» WORK TO DO
Check every line below for the word "TEMPERATURE" and show those that hold it.

» DATASET CONTENT
○ ○ ○ ○ ○ ○ ○

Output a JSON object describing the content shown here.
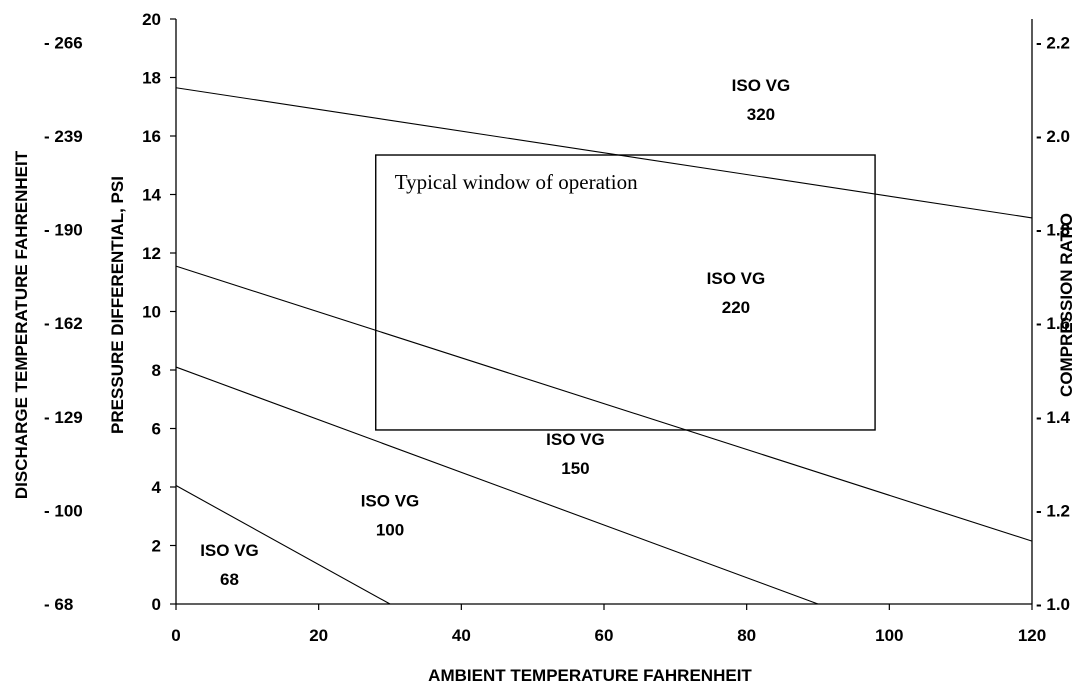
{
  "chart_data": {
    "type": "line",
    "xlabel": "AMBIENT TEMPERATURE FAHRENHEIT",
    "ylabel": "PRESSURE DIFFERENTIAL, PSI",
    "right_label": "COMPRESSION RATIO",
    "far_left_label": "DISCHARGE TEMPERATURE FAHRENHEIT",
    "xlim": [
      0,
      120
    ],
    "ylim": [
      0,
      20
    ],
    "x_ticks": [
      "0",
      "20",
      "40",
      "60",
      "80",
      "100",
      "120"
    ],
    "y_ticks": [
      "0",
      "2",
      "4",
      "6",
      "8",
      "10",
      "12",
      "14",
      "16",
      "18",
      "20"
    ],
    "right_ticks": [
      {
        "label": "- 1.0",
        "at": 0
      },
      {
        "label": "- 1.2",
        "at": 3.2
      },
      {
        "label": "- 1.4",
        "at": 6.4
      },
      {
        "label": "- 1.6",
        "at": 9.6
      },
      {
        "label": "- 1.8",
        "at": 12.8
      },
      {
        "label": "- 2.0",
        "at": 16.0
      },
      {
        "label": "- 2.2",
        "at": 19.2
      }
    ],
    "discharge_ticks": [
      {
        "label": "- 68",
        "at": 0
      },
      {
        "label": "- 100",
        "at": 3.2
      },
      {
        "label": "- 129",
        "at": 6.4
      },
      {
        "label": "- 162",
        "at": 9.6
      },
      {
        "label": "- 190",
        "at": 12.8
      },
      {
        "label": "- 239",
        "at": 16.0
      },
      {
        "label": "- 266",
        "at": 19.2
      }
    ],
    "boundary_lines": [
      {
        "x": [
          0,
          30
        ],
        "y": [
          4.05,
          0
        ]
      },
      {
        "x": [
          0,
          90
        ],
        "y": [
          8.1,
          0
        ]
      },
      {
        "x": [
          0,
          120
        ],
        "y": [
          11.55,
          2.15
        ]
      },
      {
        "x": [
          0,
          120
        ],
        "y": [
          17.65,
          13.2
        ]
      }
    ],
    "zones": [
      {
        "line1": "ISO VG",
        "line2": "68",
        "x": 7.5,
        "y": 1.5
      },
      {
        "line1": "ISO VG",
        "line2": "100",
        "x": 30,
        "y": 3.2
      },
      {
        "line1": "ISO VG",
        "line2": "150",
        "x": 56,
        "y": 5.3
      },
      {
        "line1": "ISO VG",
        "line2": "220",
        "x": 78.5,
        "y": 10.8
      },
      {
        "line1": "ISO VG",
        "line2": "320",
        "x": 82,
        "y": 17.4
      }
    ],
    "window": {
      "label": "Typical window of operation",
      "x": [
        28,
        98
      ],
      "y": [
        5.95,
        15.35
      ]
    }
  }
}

○ ○ ○ ○ ○ ○ ○

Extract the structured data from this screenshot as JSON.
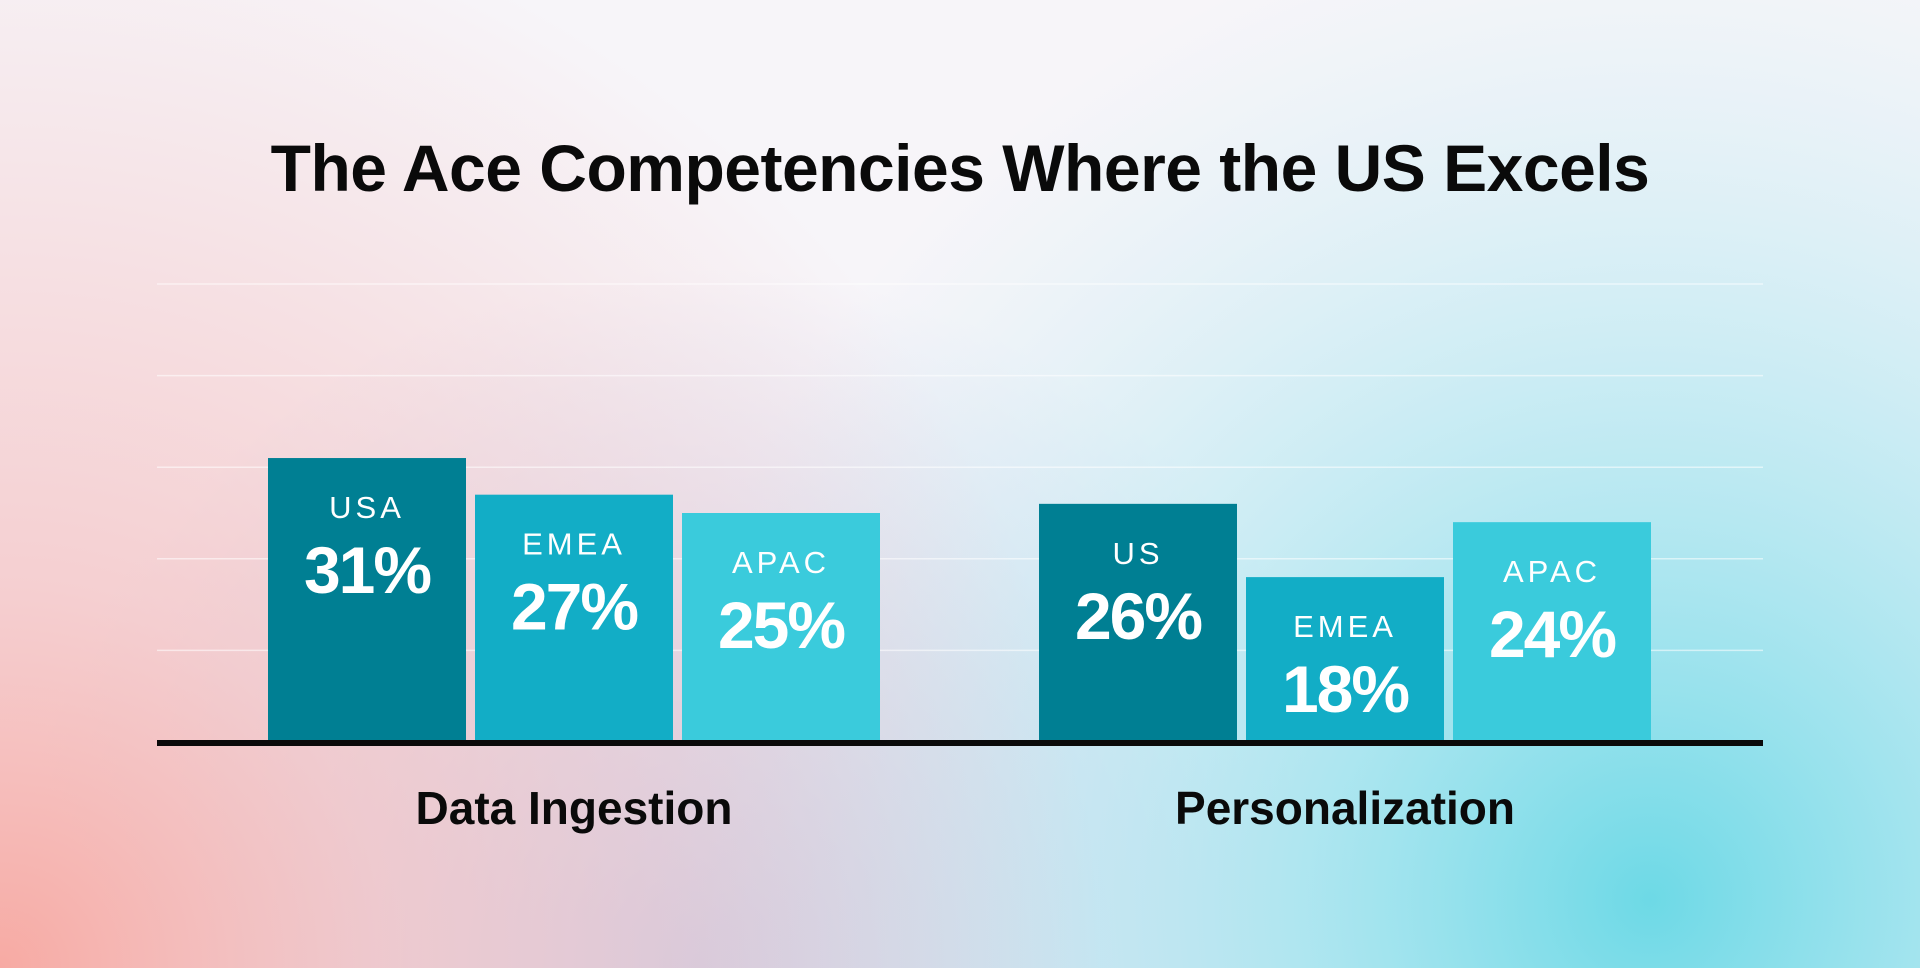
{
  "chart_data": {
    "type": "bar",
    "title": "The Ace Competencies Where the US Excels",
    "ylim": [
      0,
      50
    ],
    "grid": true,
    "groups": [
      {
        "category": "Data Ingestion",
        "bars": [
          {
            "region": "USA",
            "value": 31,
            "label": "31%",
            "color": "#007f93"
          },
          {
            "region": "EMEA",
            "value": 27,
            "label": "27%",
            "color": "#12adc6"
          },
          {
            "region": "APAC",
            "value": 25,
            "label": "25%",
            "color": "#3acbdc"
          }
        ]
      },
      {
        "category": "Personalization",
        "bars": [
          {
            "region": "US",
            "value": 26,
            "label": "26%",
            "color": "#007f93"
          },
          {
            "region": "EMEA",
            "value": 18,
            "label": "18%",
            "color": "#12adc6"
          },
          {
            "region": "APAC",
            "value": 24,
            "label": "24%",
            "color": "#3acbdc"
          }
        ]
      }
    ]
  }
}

○ ○ ○ ○ ○ ○ ○

» WRITTEN RESPONSE
    "xlabel": "AMBIENT TEMPERATURE FAHRENHEIT",
    "far_left_label": "DISCHARGE TEMPERATURE FAHRENHEIT",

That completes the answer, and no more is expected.